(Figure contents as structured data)
■ ■ ■ ■ ■
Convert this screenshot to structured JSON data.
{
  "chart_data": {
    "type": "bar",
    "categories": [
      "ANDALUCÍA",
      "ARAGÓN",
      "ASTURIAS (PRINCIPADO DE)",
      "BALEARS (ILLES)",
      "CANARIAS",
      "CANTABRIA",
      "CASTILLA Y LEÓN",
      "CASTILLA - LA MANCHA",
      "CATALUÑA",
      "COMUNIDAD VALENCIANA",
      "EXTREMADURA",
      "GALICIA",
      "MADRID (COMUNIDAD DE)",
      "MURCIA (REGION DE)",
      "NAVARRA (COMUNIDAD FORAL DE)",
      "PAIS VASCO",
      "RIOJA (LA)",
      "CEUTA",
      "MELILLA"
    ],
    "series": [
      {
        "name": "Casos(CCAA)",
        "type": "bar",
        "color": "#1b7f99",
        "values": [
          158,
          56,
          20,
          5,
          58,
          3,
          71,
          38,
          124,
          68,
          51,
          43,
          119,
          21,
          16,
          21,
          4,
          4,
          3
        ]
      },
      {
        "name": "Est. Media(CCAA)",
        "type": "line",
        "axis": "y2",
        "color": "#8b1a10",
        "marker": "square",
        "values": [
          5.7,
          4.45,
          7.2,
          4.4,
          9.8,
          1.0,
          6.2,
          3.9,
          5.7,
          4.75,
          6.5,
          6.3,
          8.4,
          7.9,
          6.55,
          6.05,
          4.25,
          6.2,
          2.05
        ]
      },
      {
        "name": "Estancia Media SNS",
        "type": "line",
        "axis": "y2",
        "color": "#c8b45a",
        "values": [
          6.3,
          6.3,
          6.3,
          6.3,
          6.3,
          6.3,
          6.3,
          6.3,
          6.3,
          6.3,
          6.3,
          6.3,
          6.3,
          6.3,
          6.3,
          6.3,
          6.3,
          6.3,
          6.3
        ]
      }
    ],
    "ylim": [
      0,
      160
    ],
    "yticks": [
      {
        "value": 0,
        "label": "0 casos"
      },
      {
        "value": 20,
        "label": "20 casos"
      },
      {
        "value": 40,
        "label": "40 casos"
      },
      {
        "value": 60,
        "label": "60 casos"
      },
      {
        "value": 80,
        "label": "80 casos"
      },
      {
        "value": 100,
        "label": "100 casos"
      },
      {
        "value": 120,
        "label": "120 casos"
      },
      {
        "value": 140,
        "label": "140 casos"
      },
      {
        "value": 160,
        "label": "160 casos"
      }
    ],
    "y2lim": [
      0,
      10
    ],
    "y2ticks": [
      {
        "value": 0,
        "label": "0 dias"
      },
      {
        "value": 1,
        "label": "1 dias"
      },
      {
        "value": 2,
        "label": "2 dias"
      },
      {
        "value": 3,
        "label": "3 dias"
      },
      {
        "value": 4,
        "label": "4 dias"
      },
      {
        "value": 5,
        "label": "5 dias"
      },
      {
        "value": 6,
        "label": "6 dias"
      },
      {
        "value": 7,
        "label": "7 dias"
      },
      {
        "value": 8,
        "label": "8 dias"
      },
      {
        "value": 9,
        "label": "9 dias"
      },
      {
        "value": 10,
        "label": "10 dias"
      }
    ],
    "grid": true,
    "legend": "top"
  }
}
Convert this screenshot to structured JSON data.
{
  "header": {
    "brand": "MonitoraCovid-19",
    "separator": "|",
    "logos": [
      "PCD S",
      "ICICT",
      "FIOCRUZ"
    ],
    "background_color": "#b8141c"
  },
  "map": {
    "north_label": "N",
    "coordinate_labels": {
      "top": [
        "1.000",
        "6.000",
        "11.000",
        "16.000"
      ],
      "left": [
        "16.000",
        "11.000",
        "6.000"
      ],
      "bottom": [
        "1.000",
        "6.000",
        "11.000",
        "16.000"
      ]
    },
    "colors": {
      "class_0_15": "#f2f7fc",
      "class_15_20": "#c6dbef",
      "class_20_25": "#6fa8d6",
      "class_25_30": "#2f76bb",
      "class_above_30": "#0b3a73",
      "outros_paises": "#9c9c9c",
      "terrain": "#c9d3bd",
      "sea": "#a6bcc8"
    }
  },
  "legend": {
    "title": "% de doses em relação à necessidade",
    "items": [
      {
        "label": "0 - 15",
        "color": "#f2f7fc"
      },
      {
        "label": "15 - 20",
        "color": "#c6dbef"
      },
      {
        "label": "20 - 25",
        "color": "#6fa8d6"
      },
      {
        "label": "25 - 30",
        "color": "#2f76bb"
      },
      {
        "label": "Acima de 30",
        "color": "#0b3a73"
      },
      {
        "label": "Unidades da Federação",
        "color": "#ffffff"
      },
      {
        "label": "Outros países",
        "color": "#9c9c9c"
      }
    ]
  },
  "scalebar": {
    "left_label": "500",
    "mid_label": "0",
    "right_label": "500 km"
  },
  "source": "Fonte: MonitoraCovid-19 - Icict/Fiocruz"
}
■ ■ ■ ■ ■
**TASK REQUIREMENTS**
Print the records above in full, exactly.

**RESULT BELOW**
Convert this screenshot to structured JSON data.
{
  "chart_data": {
    "type": "bar",
    "categories": [
      "ANDALUCÍA",
      "ARAGÓN",
      "ASTURIAS (PRINCIPADO DE)",
      "BALEARS (ILLES)",
      "CANARIAS",
      "CANTABRIA",
      "CASTILLA Y LEÓN",
      "CASTILLA - LA MANCHA",
      "CATALUÑA",
      "COMUNIDAD VALENCIANA",
      "EXTREMADURA",
      "GALICIA",
      "MADRID (COMUNIDAD DE)",
      "MURCIA (REGION DE)",
      "NAVARRA (COMUNIDAD FORAL DE)",
      "PAIS VASCO",
      "RIOJA (LA)",
      "CEUTA",
      "MELILLA"
    ],
    "series": [
      {
        "name": "Casos(CCAA)",
        "type": "bar",
        "color": "#1b7f99",
        "values": [
          158,
          56,
          20,
          5,
          58,
          3,
          71,
          38,
          124,
          68,
          51,
          43,
          119,
          21,
          16,
          21,
          4,
          4,
          3
        ]
      },
      {
        "name": "Est. Media(CCAA)",
        "type": "line",
        "axis": "y2",
        "color": "#8b1a10",
        "marker": "square",
        "values": [
          5.7,
          4.45,
          7.2,
          4.4,
          9.8,
          1.0,
          6.2,
          3.9,
          5.7,
          4.75,
          6.5,
          6.3,
          8.4,
          7.9,
          6.55,
          6.05,
          4.25,
          6.2,
          2.05
        ]
      },
      {
        "name": "Estancia Media SNS",
        "type": "line",
        "axis": "y2",
        "color": "#c8b45a",
        "values": [
          6.3,
          6.3,
          6.3,
          6.3,
          6.3,
          6.3,
          6.3,
          6.3,
          6.3,
          6.3,
          6.3,
          6.3,
          6.3,
          6.3,
          6.3,
          6.3,
          6.3,
          6.3,
          6.3
        ]
      }
    ],
    "ylim": [
      0,
      160
    ],
    "yticks": [
      {
        "value": 0,
        "label": "0 casos"
      },
      {
        "value": 20,
        "label": "20 casos"
      },
      {
        "value": 40,
        "label": "40 casos"
      },
      {
        "value": 60,
        "label": "60 casos"
      },
      {
        "value": 80,
        "label": "80 casos"
      },
      {
        "value": 100,
        "label": "100 casos"
      },
      {
        "value": 120,
        "label": "120 casos"
      },
      {
        "value": 140,
        "label": "140 casos"
      },
      {
        "value": 160,
        "label": "160 casos"
      }
    ],
    "y2lim": [
      0,
      10
    ],
    "y2ticks": [
      {
        "value": 0,
        "label": "0 dias"
      },
      {
        "value": 1,
        "label": "1 dias"
      },
      {
        "value": 2,
        "label": "2 dias"
      },
      {
        "value": 3,
        "label": "3 dias"
      },
      {
        "value": 4,
        "label": "4 dias"
      },
      {
        "value": 5,
        "label": "5 dias"
      },
      {
        "value": 6,
        "label": "6 dias"
      },
      {
        "value": 7,
        "label": "7 dias"
      },
      {
        "value": 8,
        "label": "8 dias"
      },
      {
        "value": 9,
        "label": "9 dias"
      },
      {
        "value": 10,
        "label": "10 dias"
      }
    ],
    "grid": true,
    "legend": "top"
  }
}
Convert this screenshot to structured JSON data.
{
  "header": {
    "brand": "MonitoraCovid-19",
    "separator": "|",
    "logos": [
      "PCD S",
      "ICICT",
      "FIOCRUZ"
    ],
    "background_color": "#b8141c"
  },
  "map": {
    "north_label": "N",
    "coordinate_labels": {
      "top": [
        "1.000",
        "6.000",
        "11.000",
        "16.000"
      ],
      "left": [
        "16.000",
        "11.000",
        "6.000"
      ],
      "bottom": [
        "1.000",
        "6.000",
        "11.000",
        "16.000"
      ]
    },
    "colors": {
      "class_0_15": "#f2f7fc",
      "class_15_20": "#c6dbef",
      "class_20_25": "#6fa8d6",
      "class_25_30": "#2f76bb",
      "class_above_30": "#0b3a73",
      "outros_paises": "#9c9c9c",
      "terrain": "#c9d3bd",
      "sea": "#a6bcc8"
    }
  },
  "legend": {
    "title": "% de doses em relação à necessidade",
    "items": [
      {
        "label": "0 - 15",
        "color": "#f2f7fc"
      },
      {
        "label": "15 - 20",
        "color": "#c6dbef"
      },
      {
        "label": "20 - 25",
        "color": "#6fa8d6"
      },
      {
        "label": "25 - 30",
        "color": "#2f76bb"
      },
      {
        "label": "Acima de 30",
        "color": "#0b3a73"
      },
      {
        "label": "Unidades da Federação",
        "color": "#ffffff"
      },
      {
        "label": "Outros países",
        "color": "#9c9c9c"
      }
    ]
  },
  "scalebar": {
    "left_label": "500",
    "mid_label": "0",
    "right_label": "500 km"
  },
  "source": "Fonte: MonitoraCovid-19 - Icict/Fiocruz"
}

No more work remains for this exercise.